_Task_
List, from the lines below, each one with "true" in it.

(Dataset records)
····················
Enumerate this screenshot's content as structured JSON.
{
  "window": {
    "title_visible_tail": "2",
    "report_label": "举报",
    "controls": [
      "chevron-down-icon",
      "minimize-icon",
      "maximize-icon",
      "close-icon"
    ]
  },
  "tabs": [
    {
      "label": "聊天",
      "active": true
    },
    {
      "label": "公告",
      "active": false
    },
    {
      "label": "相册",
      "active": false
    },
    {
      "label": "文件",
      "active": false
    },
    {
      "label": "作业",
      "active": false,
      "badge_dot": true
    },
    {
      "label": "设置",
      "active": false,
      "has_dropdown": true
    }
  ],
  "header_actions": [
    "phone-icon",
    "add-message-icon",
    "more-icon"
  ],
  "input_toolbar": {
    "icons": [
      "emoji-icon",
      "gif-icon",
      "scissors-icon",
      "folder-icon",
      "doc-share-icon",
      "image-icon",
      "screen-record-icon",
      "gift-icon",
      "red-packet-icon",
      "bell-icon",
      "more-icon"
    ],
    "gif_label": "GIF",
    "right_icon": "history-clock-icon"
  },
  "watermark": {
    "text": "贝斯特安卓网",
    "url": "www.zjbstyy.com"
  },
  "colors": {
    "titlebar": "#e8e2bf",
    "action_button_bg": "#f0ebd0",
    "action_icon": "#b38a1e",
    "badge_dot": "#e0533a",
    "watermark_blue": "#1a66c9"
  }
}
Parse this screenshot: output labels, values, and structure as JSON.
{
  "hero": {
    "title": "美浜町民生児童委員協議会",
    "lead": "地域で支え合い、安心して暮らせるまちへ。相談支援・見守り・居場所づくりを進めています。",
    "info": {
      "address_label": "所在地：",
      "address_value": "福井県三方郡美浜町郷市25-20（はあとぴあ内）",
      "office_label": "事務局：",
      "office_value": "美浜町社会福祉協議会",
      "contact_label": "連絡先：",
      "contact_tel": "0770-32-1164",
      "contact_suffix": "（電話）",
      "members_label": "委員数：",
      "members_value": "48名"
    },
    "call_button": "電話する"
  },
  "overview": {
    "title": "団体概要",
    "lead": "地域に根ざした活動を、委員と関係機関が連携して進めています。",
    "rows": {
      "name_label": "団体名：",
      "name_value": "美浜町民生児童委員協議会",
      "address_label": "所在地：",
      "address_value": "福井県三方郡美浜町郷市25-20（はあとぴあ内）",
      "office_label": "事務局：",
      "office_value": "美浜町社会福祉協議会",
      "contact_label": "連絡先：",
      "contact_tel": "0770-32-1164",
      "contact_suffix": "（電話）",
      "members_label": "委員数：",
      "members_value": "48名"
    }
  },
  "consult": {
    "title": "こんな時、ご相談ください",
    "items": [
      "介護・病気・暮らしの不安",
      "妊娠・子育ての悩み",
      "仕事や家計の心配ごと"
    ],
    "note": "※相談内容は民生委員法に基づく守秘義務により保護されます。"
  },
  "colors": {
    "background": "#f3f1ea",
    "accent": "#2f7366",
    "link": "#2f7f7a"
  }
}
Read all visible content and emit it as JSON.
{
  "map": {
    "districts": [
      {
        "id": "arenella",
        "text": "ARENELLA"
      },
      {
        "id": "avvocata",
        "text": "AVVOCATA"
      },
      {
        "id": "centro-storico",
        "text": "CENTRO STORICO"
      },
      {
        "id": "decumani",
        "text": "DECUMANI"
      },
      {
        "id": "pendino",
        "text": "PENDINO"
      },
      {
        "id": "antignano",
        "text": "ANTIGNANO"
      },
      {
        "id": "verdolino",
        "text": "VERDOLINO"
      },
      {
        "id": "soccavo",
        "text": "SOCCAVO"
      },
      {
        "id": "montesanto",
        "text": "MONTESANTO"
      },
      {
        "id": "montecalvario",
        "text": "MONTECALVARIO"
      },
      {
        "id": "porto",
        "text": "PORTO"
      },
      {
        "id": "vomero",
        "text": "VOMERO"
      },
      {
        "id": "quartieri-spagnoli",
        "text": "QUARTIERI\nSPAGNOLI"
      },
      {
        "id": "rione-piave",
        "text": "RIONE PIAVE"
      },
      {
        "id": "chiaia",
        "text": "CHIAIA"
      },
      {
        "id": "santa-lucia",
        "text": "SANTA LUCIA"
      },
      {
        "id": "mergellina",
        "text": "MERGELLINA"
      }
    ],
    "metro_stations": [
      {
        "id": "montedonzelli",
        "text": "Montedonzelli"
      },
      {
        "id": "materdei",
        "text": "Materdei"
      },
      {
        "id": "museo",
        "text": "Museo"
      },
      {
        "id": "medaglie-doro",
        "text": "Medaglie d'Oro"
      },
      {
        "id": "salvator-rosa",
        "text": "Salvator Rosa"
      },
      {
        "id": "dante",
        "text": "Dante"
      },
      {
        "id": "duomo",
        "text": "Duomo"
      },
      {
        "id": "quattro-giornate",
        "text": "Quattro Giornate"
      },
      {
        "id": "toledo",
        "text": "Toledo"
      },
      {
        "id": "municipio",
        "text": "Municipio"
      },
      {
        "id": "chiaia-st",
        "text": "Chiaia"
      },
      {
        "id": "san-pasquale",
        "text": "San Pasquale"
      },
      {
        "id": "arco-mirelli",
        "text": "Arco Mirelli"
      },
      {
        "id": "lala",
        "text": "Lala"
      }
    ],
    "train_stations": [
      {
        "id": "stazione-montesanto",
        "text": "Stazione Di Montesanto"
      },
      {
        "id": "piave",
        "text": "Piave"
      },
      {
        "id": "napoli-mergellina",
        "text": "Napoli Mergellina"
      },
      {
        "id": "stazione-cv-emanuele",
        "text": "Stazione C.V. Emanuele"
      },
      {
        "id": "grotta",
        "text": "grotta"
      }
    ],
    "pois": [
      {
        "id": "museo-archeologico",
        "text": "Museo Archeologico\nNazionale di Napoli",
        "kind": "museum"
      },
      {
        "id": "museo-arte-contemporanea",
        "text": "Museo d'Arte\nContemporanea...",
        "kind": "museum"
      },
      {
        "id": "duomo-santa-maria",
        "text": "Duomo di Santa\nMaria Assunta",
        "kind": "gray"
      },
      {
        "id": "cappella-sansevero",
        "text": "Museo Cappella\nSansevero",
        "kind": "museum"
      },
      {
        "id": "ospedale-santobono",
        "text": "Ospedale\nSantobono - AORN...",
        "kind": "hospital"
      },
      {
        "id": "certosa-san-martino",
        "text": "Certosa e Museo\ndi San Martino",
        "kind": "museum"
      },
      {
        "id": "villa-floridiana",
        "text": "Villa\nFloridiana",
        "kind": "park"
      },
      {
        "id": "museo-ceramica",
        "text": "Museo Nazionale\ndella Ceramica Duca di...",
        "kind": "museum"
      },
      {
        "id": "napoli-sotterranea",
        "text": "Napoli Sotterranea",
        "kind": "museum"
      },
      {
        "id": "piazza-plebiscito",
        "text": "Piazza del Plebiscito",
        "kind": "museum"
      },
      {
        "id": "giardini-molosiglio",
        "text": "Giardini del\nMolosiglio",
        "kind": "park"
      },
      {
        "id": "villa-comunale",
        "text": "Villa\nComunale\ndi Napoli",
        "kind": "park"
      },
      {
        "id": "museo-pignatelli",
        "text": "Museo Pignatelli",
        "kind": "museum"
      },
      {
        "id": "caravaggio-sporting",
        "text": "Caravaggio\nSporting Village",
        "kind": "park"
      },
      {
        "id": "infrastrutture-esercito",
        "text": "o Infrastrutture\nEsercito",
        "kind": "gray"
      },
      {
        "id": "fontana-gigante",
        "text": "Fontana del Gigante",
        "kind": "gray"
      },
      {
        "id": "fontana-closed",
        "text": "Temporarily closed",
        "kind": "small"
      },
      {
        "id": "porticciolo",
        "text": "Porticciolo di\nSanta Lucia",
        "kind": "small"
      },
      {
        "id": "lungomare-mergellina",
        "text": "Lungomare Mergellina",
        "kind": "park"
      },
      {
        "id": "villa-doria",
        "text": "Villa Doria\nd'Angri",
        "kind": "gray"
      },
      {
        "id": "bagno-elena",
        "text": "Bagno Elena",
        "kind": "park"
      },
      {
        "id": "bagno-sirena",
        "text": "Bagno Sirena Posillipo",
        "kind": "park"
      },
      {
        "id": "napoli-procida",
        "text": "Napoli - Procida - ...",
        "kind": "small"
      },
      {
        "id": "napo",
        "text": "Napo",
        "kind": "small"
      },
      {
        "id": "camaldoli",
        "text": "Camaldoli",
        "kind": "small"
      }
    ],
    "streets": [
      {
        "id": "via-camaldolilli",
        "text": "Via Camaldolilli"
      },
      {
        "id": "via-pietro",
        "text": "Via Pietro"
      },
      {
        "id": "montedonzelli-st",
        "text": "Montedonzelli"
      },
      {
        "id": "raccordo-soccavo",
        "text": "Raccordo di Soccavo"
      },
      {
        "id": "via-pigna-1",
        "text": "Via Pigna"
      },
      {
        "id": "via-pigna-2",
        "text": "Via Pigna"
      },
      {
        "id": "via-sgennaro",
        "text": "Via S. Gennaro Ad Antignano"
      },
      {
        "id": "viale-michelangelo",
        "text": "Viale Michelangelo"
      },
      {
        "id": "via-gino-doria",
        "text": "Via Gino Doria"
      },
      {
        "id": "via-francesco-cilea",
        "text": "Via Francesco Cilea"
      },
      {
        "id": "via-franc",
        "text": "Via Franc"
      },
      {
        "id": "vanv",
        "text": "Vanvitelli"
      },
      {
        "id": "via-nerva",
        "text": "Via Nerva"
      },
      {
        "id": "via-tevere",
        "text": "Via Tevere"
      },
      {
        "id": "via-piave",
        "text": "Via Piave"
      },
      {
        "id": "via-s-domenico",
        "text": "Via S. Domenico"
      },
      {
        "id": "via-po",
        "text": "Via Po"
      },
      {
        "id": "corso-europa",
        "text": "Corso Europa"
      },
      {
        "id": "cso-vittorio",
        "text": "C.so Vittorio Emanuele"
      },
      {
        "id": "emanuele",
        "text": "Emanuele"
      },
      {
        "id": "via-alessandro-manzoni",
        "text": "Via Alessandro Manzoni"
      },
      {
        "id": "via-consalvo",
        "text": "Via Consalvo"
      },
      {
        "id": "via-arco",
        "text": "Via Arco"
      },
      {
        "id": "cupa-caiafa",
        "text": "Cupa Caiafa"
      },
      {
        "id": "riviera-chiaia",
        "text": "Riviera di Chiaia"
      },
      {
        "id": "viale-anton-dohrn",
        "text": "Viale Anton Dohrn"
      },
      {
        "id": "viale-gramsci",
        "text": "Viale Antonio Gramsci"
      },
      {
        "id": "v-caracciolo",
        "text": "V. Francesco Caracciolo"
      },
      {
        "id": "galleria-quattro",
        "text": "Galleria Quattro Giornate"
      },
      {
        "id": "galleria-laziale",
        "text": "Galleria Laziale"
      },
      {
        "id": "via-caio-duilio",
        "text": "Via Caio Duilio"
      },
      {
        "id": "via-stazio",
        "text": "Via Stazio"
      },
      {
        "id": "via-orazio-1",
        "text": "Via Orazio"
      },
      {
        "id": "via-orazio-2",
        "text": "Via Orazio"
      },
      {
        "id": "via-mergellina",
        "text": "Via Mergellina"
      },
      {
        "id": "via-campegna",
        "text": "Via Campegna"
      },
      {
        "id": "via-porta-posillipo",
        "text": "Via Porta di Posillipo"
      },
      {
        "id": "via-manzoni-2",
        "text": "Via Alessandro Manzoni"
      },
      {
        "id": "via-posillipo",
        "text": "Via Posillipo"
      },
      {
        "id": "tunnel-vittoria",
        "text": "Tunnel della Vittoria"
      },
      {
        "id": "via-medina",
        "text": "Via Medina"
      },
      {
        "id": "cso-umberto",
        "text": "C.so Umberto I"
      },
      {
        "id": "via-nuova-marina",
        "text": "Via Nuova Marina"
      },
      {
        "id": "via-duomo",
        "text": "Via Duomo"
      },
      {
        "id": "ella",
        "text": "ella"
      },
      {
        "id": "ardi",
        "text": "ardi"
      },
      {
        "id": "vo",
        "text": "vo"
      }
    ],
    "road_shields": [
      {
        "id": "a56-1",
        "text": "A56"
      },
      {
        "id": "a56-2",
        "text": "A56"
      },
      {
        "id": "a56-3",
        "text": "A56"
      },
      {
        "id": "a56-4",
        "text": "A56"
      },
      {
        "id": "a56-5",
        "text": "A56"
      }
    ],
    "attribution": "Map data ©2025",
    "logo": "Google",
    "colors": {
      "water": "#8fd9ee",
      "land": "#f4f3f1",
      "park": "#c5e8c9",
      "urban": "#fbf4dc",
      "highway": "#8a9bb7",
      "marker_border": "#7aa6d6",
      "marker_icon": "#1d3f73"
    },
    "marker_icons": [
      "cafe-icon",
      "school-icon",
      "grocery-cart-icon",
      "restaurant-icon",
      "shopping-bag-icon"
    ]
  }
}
····················
_Written response_
      "active": true
      "badge_dot": true
      "has_dropdown": true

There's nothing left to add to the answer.